### Given passage
The Institute of Management Sciences (IMS Lahore), formerly known as Pak-American Institute of Management Sciences (Pak-AIMS), is a project of AKEF (Al Karim Educational Foundation) established in Lahore, Pakistan in 1987 which offers undergraduate and graduate programs in management and computer sciences.

The Rector of the institute is Khalid Ranjha in 2014. It is located in Gulberg, Lahore.

Pak-AIMS was issued 'No Objections Certificate (NOC)' by the University Grants Commission, now known as the Higher Education Commission (Pakistan) for the award of charter in 1995. Consequently, the institute was chartered as Institute of Management Sciences (IMS) by the Government of Punjab (Pakistan) under the Punjab Ordinance XXIII of 2002 and given degree-awarding status.

Government-recognized institution
Institute of Management Sciences has 1,400 students at two campuses and 110 faculty members, who teach 170 courses in trimesters. This institute is officially accredited and recognized by the Higher Education Commission of Pakistan.

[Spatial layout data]

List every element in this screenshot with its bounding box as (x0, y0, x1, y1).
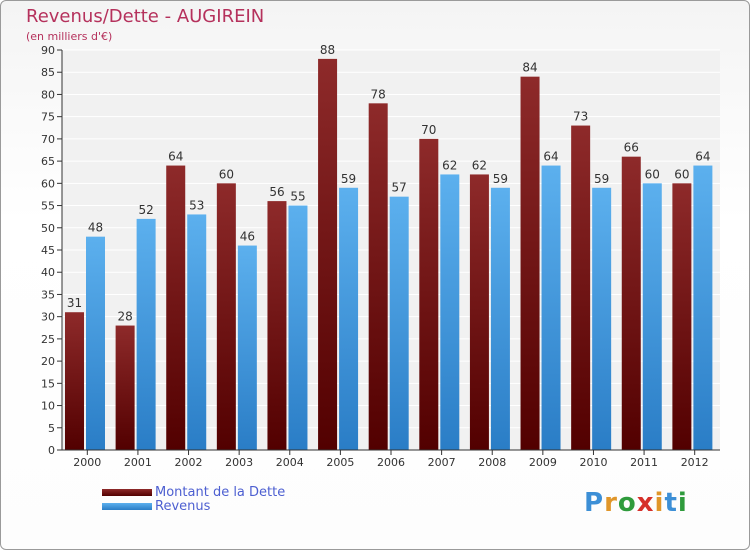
bar-revenus (693, 165, 713, 451)
bar-revenus (237, 245, 257, 450)
y-tick-label: 10 (41, 400, 55, 413)
data-label: 59 (594, 172, 609, 186)
bar-revenus (541, 165, 561, 451)
x-tick-label: 2007 (428, 456, 456, 469)
data-label: 53 (189, 198, 204, 212)
bar-revenus (187, 214, 207, 450)
bar-dette (520, 76, 540, 451)
y-tick-label: 50 (41, 222, 55, 235)
bar-revenus (440, 174, 460, 450)
data-label: 73 (573, 110, 588, 124)
y-tick-label: 0 (48, 444, 55, 457)
data-label: 84 (522, 61, 537, 75)
bar-dette (621, 156, 641, 450)
logo-letter: r (604, 488, 618, 518)
x-tick-label: 2004 (276, 456, 304, 469)
x-tick-label: 2002 (175, 456, 203, 469)
data-label: 28 (117, 310, 132, 324)
data-label: 60 (674, 167, 689, 181)
data-label: 70 (421, 123, 436, 137)
legend-label-debt: Montant de la Dette (155, 485, 286, 500)
data-label: 64 (543, 150, 558, 164)
data-label: 88 (320, 43, 335, 57)
data-label: 60 (219, 167, 234, 181)
bar-dette (368, 103, 388, 450)
data-label: 31 (67, 296, 82, 310)
logo-letter: o (617, 488, 637, 518)
logo-letter: t (664, 488, 678, 518)
bar-dette (318, 58, 338, 451)
bar-dette (672, 183, 692, 451)
logo-letter: i (677, 488, 688, 518)
logo-letter: i (654, 488, 665, 518)
y-tick-label: 90 (41, 44, 55, 57)
bar-revenus (339, 187, 359, 450)
legend-swatch-revenus (102, 503, 152, 510)
y-tick-label: 60 (41, 177, 55, 190)
data-label: 48 (88, 221, 103, 235)
bar-revenus (389, 196, 409, 450)
x-tick-label: 2005 (326, 456, 354, 469)
y-tick-label: 20 (41, 355, 55, 368)
data-label: 64 (168, 150, 183, 164)
data-label: 66 (624, 141, 639, 155)
logo-letter: P (584, 488, 605, 518)
chart-subtitle: (en milliers d'€) (26, 30, 113, 43)
data-label: 78 (371, 87, 386, 101)
x-tick-label: 2009 (529, 456, 557, 469)
x-tick-label: 2006 (377, 456, 405, 469)
data-label: 57 (392, 181, 407, 195)
y-tick-label: 5 (48, 422, 55, 435)
bar-dette (419, 138, 439, 450)
data-label: 59 (493, 172, 508, 186)
x-tick-label: 2003 (225, 456, 253, 469)
bar-revenus (86, 236, 105, 450)
bar-dette (571, 125, 591, 451)
y-tick-label: 75 (41, 111, 55, 124)
bar-dette (166, 165, 186, 451)
data-label: 64 (695, 150, 710, 164)
logo-letter: x (636, 488, 655, 518)
data-label: 56 (269, 185, 284, 199)
x-tick-label: 2012 (681, 456, 709, 469)
x-tick-label: 2001 (124, 456, 152, 469)
data-label: 62 (472, 158, 487, 172)
bar-revenus (592, 187, 612, 450)
y-tick-label: 15 (41, 377, 55, 390)
bar-revenus (136, 218, 156, 450)
y-tick-label: 35 (41, 288, 55, 301)
bar-dette (267, 201, 287, 450)
x-tick-label: 2000 (73, 456, 101, 469)
y-tick-label: 25 (41, 333, 55, 346)
data-label: 46 (240, 230, 255, 244)
bar-dette (115, 325, 135, 450)
bar-revenus (288, 205, 308, 450)
x-tick-label: 2010 (579, 456, 607, 469)
legend-label-revenus: Revenus (155, 499, 211, 514)
chart-title: Revenus/Dette - AUGIREIN (26, 6, 265, 27)
proxiti-logo: Proxiti (584, 488, 688, 518)
bar-dette (65, 312, 84, 450)
data-label: 62 (442, 158, 457, 172)
legend-swatch-debt (102, 489, 152, 496)
y-tick-label: 45 (41, 244, 55, 257)
bar-dette (216, 183, 236, 451)
x-tick-label: 2011 (630, 456, 658, 469)
y-tick-label: 80 (41, 88, 55, 101)
bar-dette (469, 174, 489, 450)
y-tick-label: 40 (41, 266, 55, 279)
data-label: 59 (341, 172, 356, 186)
data-label: 52 (138, 203, 153, 217)
bar-revenus (490, 187, 510, 450)
y-tick-label: 65 (41, 155, 55, 168)
data-label: 60 (645, 167, 660, 181)
y-tick-label: 70 (41, 133, 55, 146)
y-tick-label: 55 (41, 200, 55, 213)
y-tick-label: 30 (41, 311, 55, 324)
bar-revenus (642, 183, 662, 451)
y-tick-label: 85 (41, 66, 55, 79)
x-tick-label: 2008 (478, 456, 506, 469)
data-label: 55 (290, 190, 305, 204)
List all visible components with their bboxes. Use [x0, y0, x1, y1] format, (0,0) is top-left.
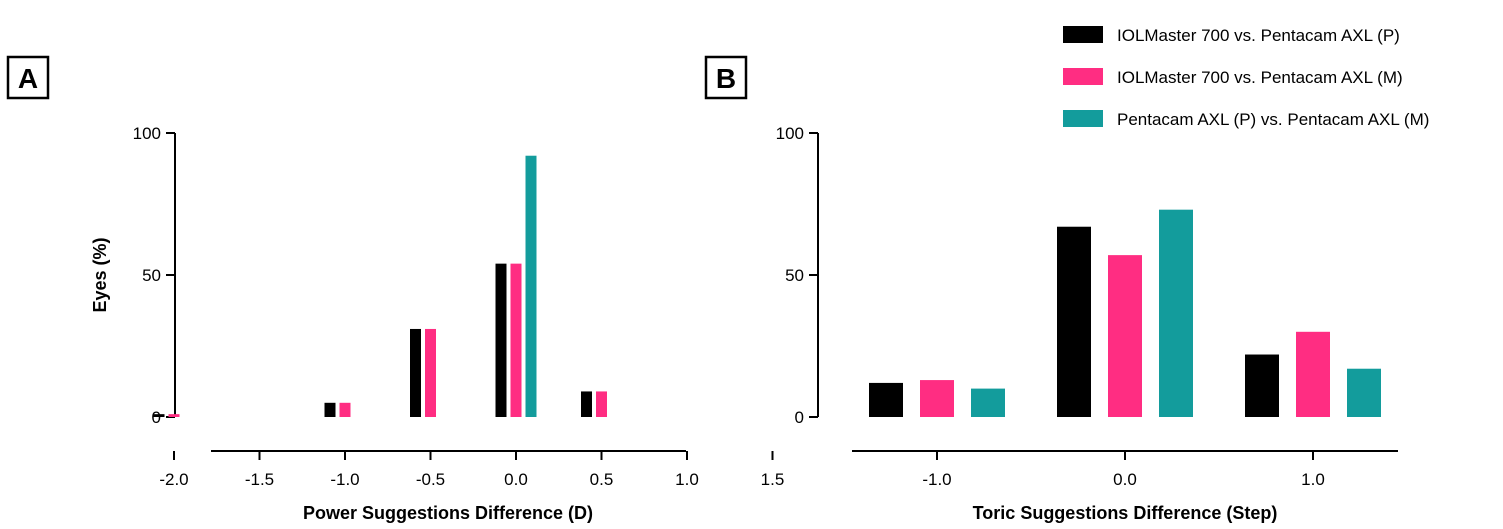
chart-a-bar-m — [168, 414, 180, 417]
chart-a-y-tick-label: 0 — [152, 408, 161, 427]
chart-a-y-tick-label: 50 — [142, 266, 161, 285]
legend-label-pm: Pentacam AXL (P) vs. Pentacam AXL (M) — [1117, 110, 1429, 129]
chart-b-bar-pm — [971, 388, 1005, 417]
chart-a-bars — [153, 155, 607, 417]
panel-a-letter: A — [6, 55, 50, 100]
chart-b-y-tick-label: 100 — [776, 124, 804, 143]
chart-b-x-label: Toric Suggestions Difference (Step) — [973, 503, 1278, 523]
legend-label-p: IOLMaster 700 vs. Pentacam AXL (P) — [1117, 26, 1400, 45]
chart-a-x-tick-label: 0.0 — [504, 470, 528, 489]
panel-a-letter-box — [6, 55, 50, 100]
chart-b-bar-pm — [1347, 368, 1381, 417]
chart-a-x-tick-label: -1.0 — [330, 470, 359, 489]
legend-label-m: IOLMaster 700 vs. Pentacam AXL (M) — [1117, 68, 1403, 87]
chart-b-bar-p — [1245, 354, 1279, 417]
panel-b-letter-text: B — [716, 63, 736, 94]
chart-a-x-tick-label: -1.5 — [245, 470, 274, 489]
chart-a-bar-m — [425, 328, 436, 417]
chart-b-y-tick-label: 0 — [795, 408, 804, 427]
chart-a-y-label: Eyes (%) — [90, 237, 110, 312]
chart-a-bar-p — [410, 328, 421, 417]
chart-a-bar-p — [495, 263, 507, 417]
chart-a: 0 50 100 -2.0 -1.5 -1.0 -0.5 0.0 0.5 1.0 1.5 Eyes… — [90, 124, 784, 523]
chart-a-x-tick-label: 1.5 — [761, 470, 785, 489]
chart-b-bars — [869, 209, 1381, 417]
chart-b-x-tick-label: 1.0 — [1301, 470, 1325, 489]
panel-b-letter: B — [704, 55, 748, 100]
chart-b-bar-m — [1296, 331, 1330, 417]
chart-a-x-ticks: -2.0 -1.5 -1.0 -0.5 0.0 0.5 1.0 1.5 — [159, 451, 784, 489]
chart-a-x-tick-label: 1.0 — [675, 470, 699, 489]
chart-a-y-tick-label: 100 — [133, 124, 161, 143]
chart-b: 0 50 100 -1.0 0.0 1.0 Toric Suggestions Diff… — [776, 124, 1398, 523]
chart-a-bar-m — [510, 263, 522, 417]
chart-b-bar-p — [869, 382, 903, 417]
legend: IOLMaster 700 vs. Pentacam AXL (P) IOLMas… — [1063, 26, 1429, 129]
chart-a-bar-m — [596, 391, 607, 417]
chart-b-bar-m — [920, 380, 954, 417]
chart-b-bar-m — [1108, 255, 1142, 417]
panel-a-letter-text: A — [18, 63, 38, 94]
legend-swatch-pm — [1063, 110, 1103, 127]
chart-b-bar-p — [1057, 226, 1091, 417]
chart-a-x-tick-label: -2.0 — [159, 470, 188, 489]
chart-a-bar-p — [153, 414, 165, 417]
chart-a-bar-pm — [525, 155, 537, 417]
chart-a-bar-m — [339, 402, 351, 417]
legend-swatch-m — [1063, 68, 1103, 85]
chart-b-y-ticks: 0 50 100 — [776, 124, 818, 427]
panel-b-letter-box — [704, 55, 748, 100]
chart-b-x-ticks: -1.0 0.0 1.0 — [922, 451, 1325, 489]
chart-b-bar-pm — [1159, 209, 1193, 417]
chart-a-x-label: Power Suggestions Difference (D) — [303, 503, 593, 523]
chart-a-x-tick-label: -0.5 — [416, 470, 445, 489]
legend-swatch-p — [1063, 26, 1103, 43]
chart-a-x-tick-label: 0.5 — [590, 470, 614, 489]
chart-b-x-tick-label: -1.0 — [922, 470, 951, 489]
chart-a-y-ticks: 0 50 100 — [133, 124, 175, 427]
chart-b-x-tick-label: 0.0 — [1113, 470, 1137, 489]
chart-b-y-tick-label: 50 — [785, 266, 804, 285]
chart-a-bar-p — [581, 391, 592, 417]
chart-a-bar-p — [324, 402, 336, 417]
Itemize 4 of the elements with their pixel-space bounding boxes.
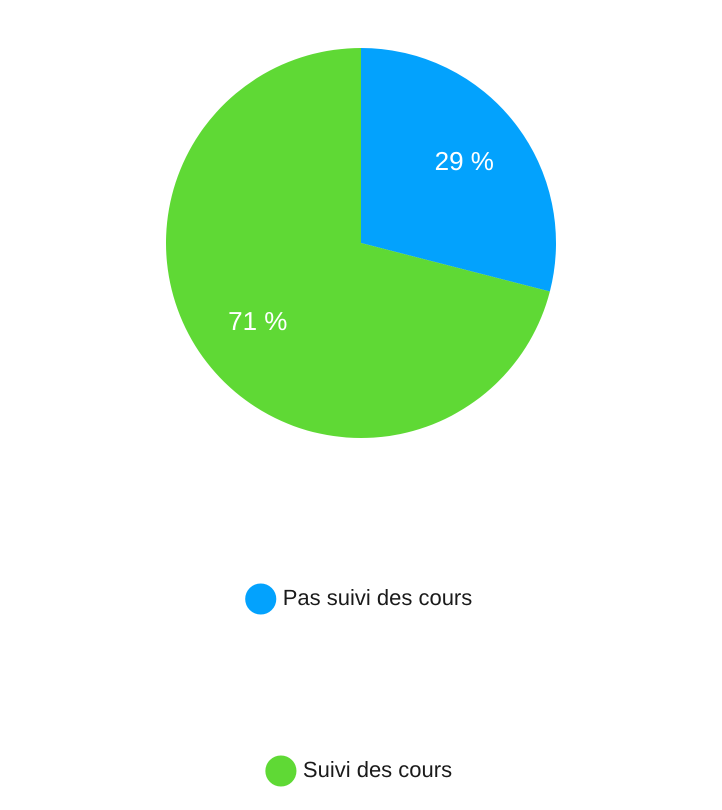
legend-label: Pas suivi des cours [282,585,472,610]
legend-label: Suivi des cours [302,757,452,782]
data-label: 29 % [434,146,494,176]
data-label: 71 % [228,306,288,336]
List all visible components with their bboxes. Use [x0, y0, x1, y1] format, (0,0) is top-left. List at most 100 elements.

### What to produce
Print the IMS Lahore passage from above again, word for word and in full.

### Response below
The Institute of Management Sciences (IMS Lahore), formerly known as Pak-American Institute of Management Sciences (Pak-AIMS), is a project of AKEF (Al Karim Educational Foundation) established in Lahore, Pakistan in 1987 which offers undergraduate and graduate programs in management and computer sciences.

The Rector of the institute is Khalid Ranjha in 2014. It is located in Gulberg, Lahore.

Pak-AIMS was issued 'No Objections Certificate (NOC)' by the University Grants Commission, now known as the Higher Education Commission (Pakistan) for the award of charter in 1995. Consequently, the institute was chartered as Institute of Management Sciences (IMS) by the Government of Punjab (Pakistan) under the Punjab Ordinance XXIII of 2002 and given degree-awarding status.

Government-recognized institution
Institute of Management Sciences has 1,400 students at two campuses and 110 faculty members, who teach 170 courses in trimesters. This institute is officially accredited and recognized by the Higher Education Commission of Pakistan.